───── TEXT EXCERPT ─────

The Mudcat Café TM
Thread #138735   Message #3183859
Posted By: Goose Gander
08-Jul-11 - 02:09 PM
Thread Name: Do purists really exist?
Subject: RE: Do purists really exist?
Very nicely put, Howard.

Terms like folk, traditional, and folk process are nothing more than shorthand for forms based upon processes that you yourself have indicated that you understand (again, I refer you to your own words I quoted above). You have described your session as 100% traditional, you refer directly above to "Traditional Ballad Singers, Storytellers, & Folk Singers"; clearly, you intend these words to mean something when you use them, you just have a problem when other people use them. Apparently, what is meaningful when you say it is meaningless when I say it. And you say you're not muddying the waters?

"No they don't though, because these processes are an integral part of those other sorts of music too."

Not in the same way and not to the same degree. There is nothing comparable in classical, marching band and death metal (to continue with these examples) that is equivalent to hundreds of different variants of Child #200 with divergent melodies, arrangments, plots, lyrical devices; the 'Drowsy Sleeper'/'Silver Dagger' cluster of ballads/songs in North America; or the ubiquitous 'Cotton-Eyed Joe'. The diversity of forms reflects "a cultural idiom of song making & remaking in an largely working-class oral culture which may have preceded or succeeded the Broadsides," to borrow a phrase, something that cannot be demonstrated in the desemination and performance of Beethoven's choral symphonies (for example).

─────

**REQUIRED WORK**
- a) Name every song or ballad that the forum post on purists cites as an example, including any given only by a catalog number.
- b) Please carry on the forum post on purists from its final sentence.

───── DATASET EXTRACT ─────

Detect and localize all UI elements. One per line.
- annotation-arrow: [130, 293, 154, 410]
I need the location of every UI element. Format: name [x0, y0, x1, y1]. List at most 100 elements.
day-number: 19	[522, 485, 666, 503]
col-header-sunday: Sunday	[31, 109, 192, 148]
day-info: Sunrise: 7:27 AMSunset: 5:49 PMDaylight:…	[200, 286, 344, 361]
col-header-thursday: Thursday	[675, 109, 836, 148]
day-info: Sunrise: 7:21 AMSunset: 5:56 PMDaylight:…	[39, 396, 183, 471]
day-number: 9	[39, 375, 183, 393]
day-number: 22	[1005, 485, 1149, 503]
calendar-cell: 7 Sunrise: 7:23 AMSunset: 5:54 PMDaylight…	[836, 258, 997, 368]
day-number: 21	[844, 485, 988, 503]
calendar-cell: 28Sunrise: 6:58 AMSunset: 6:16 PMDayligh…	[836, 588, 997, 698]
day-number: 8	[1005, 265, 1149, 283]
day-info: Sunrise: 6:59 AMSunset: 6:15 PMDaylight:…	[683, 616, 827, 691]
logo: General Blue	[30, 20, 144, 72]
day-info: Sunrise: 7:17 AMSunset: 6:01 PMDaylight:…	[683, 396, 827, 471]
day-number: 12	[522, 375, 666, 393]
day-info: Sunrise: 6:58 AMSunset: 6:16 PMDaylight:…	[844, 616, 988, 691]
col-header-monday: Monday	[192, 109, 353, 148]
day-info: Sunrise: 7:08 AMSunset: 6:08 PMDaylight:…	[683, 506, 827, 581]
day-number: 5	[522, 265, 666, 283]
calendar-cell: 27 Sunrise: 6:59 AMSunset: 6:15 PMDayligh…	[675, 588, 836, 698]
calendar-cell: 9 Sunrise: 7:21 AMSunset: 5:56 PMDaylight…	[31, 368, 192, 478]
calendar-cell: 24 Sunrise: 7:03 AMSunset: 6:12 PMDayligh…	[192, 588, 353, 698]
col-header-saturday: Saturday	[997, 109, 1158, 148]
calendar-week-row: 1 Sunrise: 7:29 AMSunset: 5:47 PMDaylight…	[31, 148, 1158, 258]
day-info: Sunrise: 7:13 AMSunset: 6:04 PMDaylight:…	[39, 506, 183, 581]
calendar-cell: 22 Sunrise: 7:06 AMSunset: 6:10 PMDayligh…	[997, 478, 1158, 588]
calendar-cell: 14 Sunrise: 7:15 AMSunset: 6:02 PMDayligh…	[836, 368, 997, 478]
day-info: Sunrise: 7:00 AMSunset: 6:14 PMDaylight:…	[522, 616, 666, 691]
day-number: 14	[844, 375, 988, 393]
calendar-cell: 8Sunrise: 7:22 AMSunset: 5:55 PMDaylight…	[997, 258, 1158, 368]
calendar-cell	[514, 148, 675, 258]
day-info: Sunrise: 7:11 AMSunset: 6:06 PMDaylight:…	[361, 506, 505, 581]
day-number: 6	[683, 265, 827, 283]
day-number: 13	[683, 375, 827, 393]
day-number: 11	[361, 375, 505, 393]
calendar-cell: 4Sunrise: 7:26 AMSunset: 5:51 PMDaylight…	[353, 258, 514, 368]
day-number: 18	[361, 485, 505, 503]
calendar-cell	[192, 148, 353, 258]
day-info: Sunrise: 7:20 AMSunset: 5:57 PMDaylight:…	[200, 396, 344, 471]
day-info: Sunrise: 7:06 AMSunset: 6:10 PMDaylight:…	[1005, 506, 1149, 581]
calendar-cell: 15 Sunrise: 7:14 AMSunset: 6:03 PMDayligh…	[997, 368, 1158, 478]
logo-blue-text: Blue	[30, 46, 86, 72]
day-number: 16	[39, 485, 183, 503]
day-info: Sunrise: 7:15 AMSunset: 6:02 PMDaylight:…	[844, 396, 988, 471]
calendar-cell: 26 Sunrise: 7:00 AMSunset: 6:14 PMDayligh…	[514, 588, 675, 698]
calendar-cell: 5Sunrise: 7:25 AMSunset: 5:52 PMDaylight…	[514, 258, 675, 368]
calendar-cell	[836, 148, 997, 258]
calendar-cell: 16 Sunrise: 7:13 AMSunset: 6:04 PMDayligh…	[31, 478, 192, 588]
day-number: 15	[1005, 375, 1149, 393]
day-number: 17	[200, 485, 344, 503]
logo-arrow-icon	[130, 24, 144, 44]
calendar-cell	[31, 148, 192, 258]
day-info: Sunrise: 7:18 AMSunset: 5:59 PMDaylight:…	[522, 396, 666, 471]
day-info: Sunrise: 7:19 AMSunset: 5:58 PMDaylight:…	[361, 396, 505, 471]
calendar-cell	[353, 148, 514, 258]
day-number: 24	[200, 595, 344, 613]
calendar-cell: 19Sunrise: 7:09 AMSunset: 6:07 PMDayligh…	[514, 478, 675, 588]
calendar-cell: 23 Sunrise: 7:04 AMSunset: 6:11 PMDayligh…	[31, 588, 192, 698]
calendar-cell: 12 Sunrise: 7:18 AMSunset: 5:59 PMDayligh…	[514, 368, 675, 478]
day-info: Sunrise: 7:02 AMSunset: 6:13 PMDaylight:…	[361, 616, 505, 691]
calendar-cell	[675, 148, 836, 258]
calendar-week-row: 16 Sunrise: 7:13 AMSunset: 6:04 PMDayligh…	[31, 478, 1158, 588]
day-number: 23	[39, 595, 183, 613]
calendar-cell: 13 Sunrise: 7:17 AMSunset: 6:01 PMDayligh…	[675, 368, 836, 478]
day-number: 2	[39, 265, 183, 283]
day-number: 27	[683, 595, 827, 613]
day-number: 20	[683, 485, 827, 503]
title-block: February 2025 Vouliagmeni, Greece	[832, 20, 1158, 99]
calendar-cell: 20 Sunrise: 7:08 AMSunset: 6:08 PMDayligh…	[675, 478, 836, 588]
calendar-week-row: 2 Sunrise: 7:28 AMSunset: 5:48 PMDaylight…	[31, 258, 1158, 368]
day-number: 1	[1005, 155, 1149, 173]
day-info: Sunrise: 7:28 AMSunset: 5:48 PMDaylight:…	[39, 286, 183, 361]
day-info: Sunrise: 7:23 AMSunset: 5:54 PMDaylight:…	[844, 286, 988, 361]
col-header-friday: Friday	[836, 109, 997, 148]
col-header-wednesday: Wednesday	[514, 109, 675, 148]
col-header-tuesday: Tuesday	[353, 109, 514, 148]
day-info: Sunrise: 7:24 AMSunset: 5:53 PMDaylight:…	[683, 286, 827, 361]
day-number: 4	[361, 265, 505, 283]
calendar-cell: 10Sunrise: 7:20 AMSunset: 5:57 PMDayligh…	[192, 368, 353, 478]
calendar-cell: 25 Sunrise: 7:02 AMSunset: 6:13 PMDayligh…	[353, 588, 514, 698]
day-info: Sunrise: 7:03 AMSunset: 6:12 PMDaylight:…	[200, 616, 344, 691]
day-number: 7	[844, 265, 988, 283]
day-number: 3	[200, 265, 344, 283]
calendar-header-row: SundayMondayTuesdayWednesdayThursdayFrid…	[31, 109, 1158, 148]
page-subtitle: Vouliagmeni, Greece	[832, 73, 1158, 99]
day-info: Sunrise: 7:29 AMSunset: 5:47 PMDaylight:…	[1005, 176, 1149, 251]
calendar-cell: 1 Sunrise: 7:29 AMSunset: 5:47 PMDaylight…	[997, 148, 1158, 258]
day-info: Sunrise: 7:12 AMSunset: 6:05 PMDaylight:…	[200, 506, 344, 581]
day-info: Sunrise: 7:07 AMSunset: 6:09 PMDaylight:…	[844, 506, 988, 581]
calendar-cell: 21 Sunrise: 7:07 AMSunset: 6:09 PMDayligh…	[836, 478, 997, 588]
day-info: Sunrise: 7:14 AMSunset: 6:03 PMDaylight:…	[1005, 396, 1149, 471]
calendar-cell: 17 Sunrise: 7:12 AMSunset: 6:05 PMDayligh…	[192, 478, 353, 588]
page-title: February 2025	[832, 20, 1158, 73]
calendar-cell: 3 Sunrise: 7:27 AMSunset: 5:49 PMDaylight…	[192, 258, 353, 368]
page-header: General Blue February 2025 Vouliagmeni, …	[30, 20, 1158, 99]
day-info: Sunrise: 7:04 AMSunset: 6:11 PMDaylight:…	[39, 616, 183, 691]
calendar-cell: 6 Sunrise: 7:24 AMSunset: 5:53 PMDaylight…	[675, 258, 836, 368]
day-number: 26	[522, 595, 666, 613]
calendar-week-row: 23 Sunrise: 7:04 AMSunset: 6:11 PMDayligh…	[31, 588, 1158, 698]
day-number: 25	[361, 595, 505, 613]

─────

**YOUR WRITTEN ANSWERS**
- a) Child #200, 'Drowsy Sleeper', 'Silver Dagger', and 'Cotton-Eyed Joe'.

- b)
"Offending words? The whole thing is writ large in the very DNA of the thing."

More sweeping generalizations, Sub. And still no specific reference to a collector (an individual, mind you) that ever believed that the working class was incapable of producing anything. Nor any indication you are aware that collecting and scholarship have moved on from those mist-shrouded, romantic beginnnings. You might want to look into the work of Mark Wilson and Art Rosenbaum in North America for a more up-to-date philosopy and practice of collecting, and more importantly to hear some incredible music.